** Opening EXERCISE MATERIALS block **
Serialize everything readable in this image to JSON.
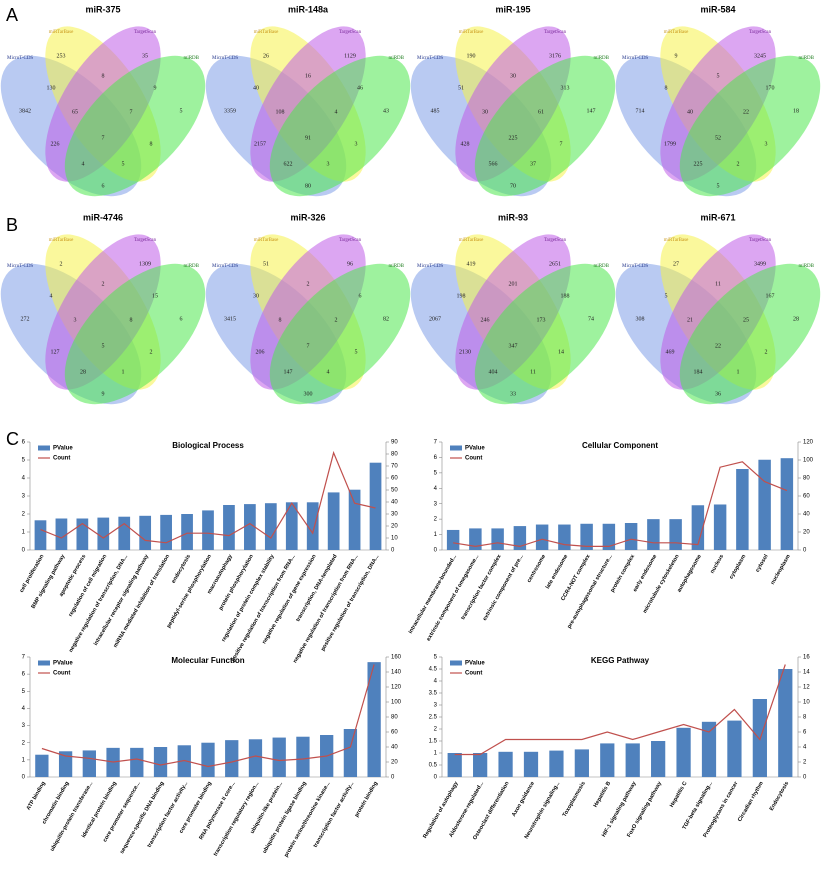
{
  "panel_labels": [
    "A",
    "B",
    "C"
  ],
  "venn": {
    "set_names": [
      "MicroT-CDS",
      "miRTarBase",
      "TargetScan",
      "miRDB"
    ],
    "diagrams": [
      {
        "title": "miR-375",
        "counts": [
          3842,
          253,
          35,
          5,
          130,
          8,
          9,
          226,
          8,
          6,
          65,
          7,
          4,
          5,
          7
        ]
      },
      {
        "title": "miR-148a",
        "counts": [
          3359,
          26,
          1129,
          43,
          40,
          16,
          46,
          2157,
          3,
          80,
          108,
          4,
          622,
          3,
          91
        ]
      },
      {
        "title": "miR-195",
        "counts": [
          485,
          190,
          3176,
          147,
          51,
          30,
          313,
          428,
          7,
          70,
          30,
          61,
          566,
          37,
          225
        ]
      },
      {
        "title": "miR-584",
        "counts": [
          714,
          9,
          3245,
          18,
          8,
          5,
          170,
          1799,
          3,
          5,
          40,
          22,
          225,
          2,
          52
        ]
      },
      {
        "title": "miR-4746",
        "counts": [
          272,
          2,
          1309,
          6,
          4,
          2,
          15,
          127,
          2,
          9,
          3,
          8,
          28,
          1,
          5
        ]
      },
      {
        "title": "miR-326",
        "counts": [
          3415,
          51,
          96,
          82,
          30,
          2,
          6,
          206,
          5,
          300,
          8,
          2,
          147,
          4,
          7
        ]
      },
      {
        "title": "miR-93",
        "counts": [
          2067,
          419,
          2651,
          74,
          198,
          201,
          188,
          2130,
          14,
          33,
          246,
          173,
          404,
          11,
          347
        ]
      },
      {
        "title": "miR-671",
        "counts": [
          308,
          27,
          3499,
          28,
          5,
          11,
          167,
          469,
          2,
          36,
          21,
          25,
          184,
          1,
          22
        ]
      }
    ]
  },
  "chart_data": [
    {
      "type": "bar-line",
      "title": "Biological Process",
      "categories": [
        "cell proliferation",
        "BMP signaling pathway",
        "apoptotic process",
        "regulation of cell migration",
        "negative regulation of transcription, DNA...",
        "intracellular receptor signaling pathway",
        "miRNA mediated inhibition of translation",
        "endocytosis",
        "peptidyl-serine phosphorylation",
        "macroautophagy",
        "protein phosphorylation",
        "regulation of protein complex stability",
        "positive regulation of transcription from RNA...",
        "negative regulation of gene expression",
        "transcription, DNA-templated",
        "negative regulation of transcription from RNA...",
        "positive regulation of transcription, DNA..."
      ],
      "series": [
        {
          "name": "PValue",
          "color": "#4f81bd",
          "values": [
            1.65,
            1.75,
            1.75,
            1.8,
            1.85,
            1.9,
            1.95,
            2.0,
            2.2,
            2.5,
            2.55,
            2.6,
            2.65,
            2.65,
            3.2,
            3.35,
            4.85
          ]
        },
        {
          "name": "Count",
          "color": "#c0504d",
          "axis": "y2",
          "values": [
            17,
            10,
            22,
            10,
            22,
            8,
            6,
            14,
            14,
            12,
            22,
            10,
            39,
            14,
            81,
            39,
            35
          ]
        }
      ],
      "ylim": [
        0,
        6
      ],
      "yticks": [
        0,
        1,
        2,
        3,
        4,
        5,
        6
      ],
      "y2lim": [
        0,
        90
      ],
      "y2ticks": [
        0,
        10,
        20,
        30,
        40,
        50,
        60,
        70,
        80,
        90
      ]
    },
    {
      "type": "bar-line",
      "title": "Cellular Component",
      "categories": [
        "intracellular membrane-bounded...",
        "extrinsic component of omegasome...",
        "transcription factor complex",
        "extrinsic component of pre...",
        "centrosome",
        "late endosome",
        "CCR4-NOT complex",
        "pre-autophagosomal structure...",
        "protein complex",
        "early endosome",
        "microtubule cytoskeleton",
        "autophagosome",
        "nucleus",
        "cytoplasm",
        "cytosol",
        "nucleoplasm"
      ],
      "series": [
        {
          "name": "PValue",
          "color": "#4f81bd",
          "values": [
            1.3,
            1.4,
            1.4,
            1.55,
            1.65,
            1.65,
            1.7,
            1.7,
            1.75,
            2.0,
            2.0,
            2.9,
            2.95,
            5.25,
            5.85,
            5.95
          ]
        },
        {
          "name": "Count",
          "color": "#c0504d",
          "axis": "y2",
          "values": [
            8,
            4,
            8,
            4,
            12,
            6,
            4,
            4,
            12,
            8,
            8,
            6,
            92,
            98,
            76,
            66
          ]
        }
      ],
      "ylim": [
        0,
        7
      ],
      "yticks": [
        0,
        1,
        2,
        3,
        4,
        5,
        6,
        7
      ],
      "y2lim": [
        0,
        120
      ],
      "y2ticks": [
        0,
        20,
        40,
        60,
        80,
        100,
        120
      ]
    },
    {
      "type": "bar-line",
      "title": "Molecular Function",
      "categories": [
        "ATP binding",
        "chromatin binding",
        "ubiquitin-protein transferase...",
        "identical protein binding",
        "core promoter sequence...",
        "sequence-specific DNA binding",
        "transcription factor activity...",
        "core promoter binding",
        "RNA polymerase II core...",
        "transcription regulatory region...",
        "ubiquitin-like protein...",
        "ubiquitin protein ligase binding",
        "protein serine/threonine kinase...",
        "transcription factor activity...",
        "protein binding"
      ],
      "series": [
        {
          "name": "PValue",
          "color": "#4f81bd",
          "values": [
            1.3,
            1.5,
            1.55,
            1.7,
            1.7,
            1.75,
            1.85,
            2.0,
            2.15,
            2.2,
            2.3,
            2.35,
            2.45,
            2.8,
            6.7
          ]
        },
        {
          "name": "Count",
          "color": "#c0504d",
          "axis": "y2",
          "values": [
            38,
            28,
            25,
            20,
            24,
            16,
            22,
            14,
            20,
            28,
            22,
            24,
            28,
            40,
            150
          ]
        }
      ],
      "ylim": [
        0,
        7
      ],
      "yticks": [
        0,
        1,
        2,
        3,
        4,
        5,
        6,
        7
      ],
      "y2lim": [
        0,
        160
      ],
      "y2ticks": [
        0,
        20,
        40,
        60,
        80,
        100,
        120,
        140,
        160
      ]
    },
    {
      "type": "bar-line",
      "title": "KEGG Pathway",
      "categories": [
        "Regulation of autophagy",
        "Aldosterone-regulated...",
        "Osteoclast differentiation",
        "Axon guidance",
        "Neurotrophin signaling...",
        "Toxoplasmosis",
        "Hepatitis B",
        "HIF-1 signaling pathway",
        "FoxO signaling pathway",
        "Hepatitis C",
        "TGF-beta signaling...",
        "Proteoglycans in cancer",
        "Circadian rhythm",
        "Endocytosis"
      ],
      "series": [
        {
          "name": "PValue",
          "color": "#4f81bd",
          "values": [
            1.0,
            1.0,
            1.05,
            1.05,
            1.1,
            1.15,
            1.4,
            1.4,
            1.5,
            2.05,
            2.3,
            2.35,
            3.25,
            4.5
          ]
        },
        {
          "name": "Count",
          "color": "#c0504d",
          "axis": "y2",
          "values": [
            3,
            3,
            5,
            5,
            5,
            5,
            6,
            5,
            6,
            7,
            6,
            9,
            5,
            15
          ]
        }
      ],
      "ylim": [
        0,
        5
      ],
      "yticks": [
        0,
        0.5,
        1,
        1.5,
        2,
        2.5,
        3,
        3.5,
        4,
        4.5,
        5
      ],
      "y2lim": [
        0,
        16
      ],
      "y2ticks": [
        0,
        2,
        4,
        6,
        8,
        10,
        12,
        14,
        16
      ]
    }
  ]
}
** Closing EXERCISE MATERIALS block **
**WHAT THE TASK ASKS:** Copy each entry above exactly; drop the pictures.

**ANSWER AREA:**
Serialize everything readable in this image to JSON.
{
  "panel_labels": [
    "A",
    "B",
    "C"
  ],
  "venn": {
    "set_names": [
      "MicroT-CDS",
      "miRTarBase",
      "TargetScan",
      "miRDB"
    ],
    "diagrams": [
      {
        "title": "miR-375",
        "counts": [
          3842,
          253,
          35,
          5,
          130,
          8,
          9,
          226,
          8,
          6,
          65,
          7,
          4,
          5,
          7
        ]
      },
      {
        "title": "miR-148a",
        "counts": [
          3359,
          26,
          1129,
          43,
          40,
          16,
          46,
          2157,
          3,
          80,
          108,
          4,
          622,
          3,
          91
        ]
      },
      {
        "title": "miR-195",
        "counts": [
          485,
          190,
          3176,
          147,
          51,
          30,
          313,
          428,
          7,
          70,
          30,
          61,
          566,
          37,
          225
        ]
      },
      {
        "title": "miR-584",
        "counts": [
          714,
          9,
          3245,
          18,
          8,
          5,
          170,
          1799,
          3,
          5,
          40,
          22,
          225,
          2,
          52
        ]
      },
      {
        "title": "miR-4746",
        "counts": [
          272,
          2,
          1309,
          6,
          4,
          2,
          15,
          127,
          2,
          9,
          3,
          8,
          28,
          1,
          5
        ]
      },
      {
        "title": "miR-326",
        "counts": [
          3415,
          51,
          96,
          82,
          30,
          2,
          6,
          206,
          5,
          300,
          8,
          2,
          147,
          4,
          7
        ]
      },
      {
        "title": "miR-93",
        "counts": [
          2067,
          419,
          2651,
          74,
          198,
          201,
          188,
          2130,
          14,
          33,
          246,
          173,
          404,
          11,
          347
        ]
      },
      {
        "title": "miR-671",
        "counts": [
          308,
          27,
          3499,
          28,
          5,
          11,
          167,
          469,
          2,
          36,
          21,
          25,
          184,
          1,
          22
        ]
      }
    ]
  },
  "chart_data": [
    {
      "type": "bar-line",
      "title": "Biological Process",
      "categories": [
        "cell proliferation",
        "BMP signaling pathway",
        "apoptotic process",
        "regulation of cell migration",
        "negative regulation of transcription, DNA...",
        "intracellular receptor signaling pathway",
        "miRNA mediated inhibition of translation",
        "endocytosis",
        "peptidyl-serine phosphorylation",
        "macroautophagy",
        "protein phosphorylation",
        "regulation of protein complex stability",
        "positive regulation of transcription from RNA...",
        "negative regulation of gene expression",
        "transcription, DNA-templated",
        "negative regulation of transcription from RNA...",
        "positive regulation of transcription, DNA..."
      ],
      "series": [
        {
          "name": "PValue",
          "color": "#4f81bd",
          "values": [
            1.65,
            1.75,
            1.75,
            1.8,
            1.85,
            1.9,
            1.95,
            2.0,
            2.2,
            2.5,
            2.55,
            2.6,
            2.65,
            2.65,
            3.2,
            3.35,
            4.85
          ]
        },
        {
          "name": "Count",
          "color": "#c0504d",
          "axis": "y2",
          "values": [
            17,
            10,
            22,
            10,
            22,
            8,
            6,
            14,
            14,
            12,
            22,
            10,
            39,
            14,
            81,
            39,
            35
          ]
        }
      ],
      "ylim": [
        0,
        6
      ],
      "yticks": [
        0,
        1,
        2,
        3,
        4,
        5,
        6
      ],
      "y2lim": [
        0,
        90
      ],
      "y2ticks": [
        0,
        10,
        20,
        30,
        40,
        50,
        60,
        70,
        80,
        90
      ]
    },
    {
      "type": "bar-line",
      "title": "Cellular Component",
      "categories": [
        "intracellular membrane-bounded...",
        "extrinsic component of omegasome...",
        "transcription factor complex",
        "extrinsic component of pre...",
        "centrosome",
        "late endosome",
        "CCR4-NOT complex",
        "pre-autophagosomal structure...",
        "protein complex",
        "early endosome",
        "microtubule cytoskeleton",
        "autophagosome",
        "nucleus",
        "cytoplasm",
        "cytosol",
        "nucleoplasm"
      ],
      "series": [
        {
          "name": "PValue",
          "color": "#4f81bd",
          "values": [
            1.3,
            1.4,
            1.4,
            1.55,
            1.65,
            1.65,
            1.7,
            1.7,
            1.75,
            2.0,
            2.0,
            2.9,
            2.95,
            5.25,
            5.85,
            5.95
          ]
        },
        {
          "name": "Count",
          "color": "#c0504d",
          "axis": "y2",
          "values": [
            8,
            4,
            8,
            4,
            12,
            6,
            4,
            4,
            12,
            8,
            8,
            6,
            92,
            98,
            76,
            66
          ]
        }
      ],
      "ylim": [
        0,
        7
      ],
      "yticks": [
        0,
        1,
        2,
        3,
        4,
        5,
        6,
        7
      ],
      "y2lim": [
        0,
        120
      ],
      "y2ticks": [
        0,
        20,
        40,
        60,
        80,
        100,
        120
      ]
    },
    {
      "type": "bar-line",
      "title": "Molecular Function",
      "categories": [
        "ATP binding",
        "chromatin binding",
        "ubiquitin-protein transferase...",
        "identical protein binding",
        "core promoter sequence...",
        "sequence-specific DNA binding",
        "transcription factor activity...",
        "core promoter binding",
        "RNA polymerase II core...",
        "transcription regulatory region...",
        "ubiquitin-like protein...",
        "ubiquitin protein ligase binding",
        "protein serine/threonine kinase...",
        "transcription factor activity...",
        "protein binding"
      ],
      "series": [
        {
          "name": "PValue",
          "color": "#4f81bd",
          "values": [
            1.3,
            1.5,
            1.55,
            1.7,
            1.7,
            1.75,
            1.85,
            2.0,
            2.15,
            2.2,
            2.3,
            2.35,
            2.45,
            2.8,
            6.7
          ]
        },
        {
          "name": "Count",
          "color": "#c0504d",
          "axis": "y2",
          "values": [
            38,
            28,
            25,
            20,
            24,
            16,
            22,
            14,
            20,
            28,
            22,
            24,
            28,
            40,
            150
          ]
        }
      ],
      "ylim": [
        0,
        7
      ],
      "yticks": [
        0,
        1,
        2,
        3,
        4,
        5,
        6,
        7
      ],
      "y2lim": [
        0,
        160
      ],
      "y2ticks": [
        0,
        20,
        40,
        60,
        80,
        100,
        120,
        140,
        160
      ]
    },
    {
      "type": "bar-line",
      "title": "KEGG Pathway",
      "categories": [
        "Regulation of autophagy",
        "Aldosterone-regulated...",
        "Osteoclast differentiation",
        "Axon guidance",
        "Neurotrophin signaling...",
        "Toxoplasmosis",
        "Hepatitis B",
        "HIF-1 signaling pathway",
        "FoxO signaling pathway",
        "Hepatitis C",
        "TGF-beta signaling...",
        "Proteoglycans in cancer",
        "Circadian rhythm",
        "Endocytosis"
      ],
      "series": [
        {
          "name": "PValue",
          "color": "#4f81bd",
          "values": [
            1.0,
            1.0,
            1.05,
            1.05,
            1.1,
            1.15,
            1.4,
            1.4,
            1.5,
            2.05,
            2.3,
            2.35,
            3.25,
            4.5
          ]
        },
        {
          "name": "Count",
          "color": "#c0504d",
          "axis": "y2",
          "values": [
            3,
            3,
            5,
            5,
            5,
            5,
            6,
            5,
            6,
            7,
            6,
            9,
            5,
            15
          ]
        }
      ],
      "ylim": [
        0,
        5
      ],
      "yticks": [
        0,
        0.5,
        1,
        1.5,
        2,
        2.5,
        3,
        3.5,
        4,
        4.5,
        5
      ],
      "y2lim": [
        0,
        16
      ],
      "y2ticks": [
        0,
        2,
        4,
        6,
        8,
        10,
        12,
        14,
        16
      ]
    }
  ]
}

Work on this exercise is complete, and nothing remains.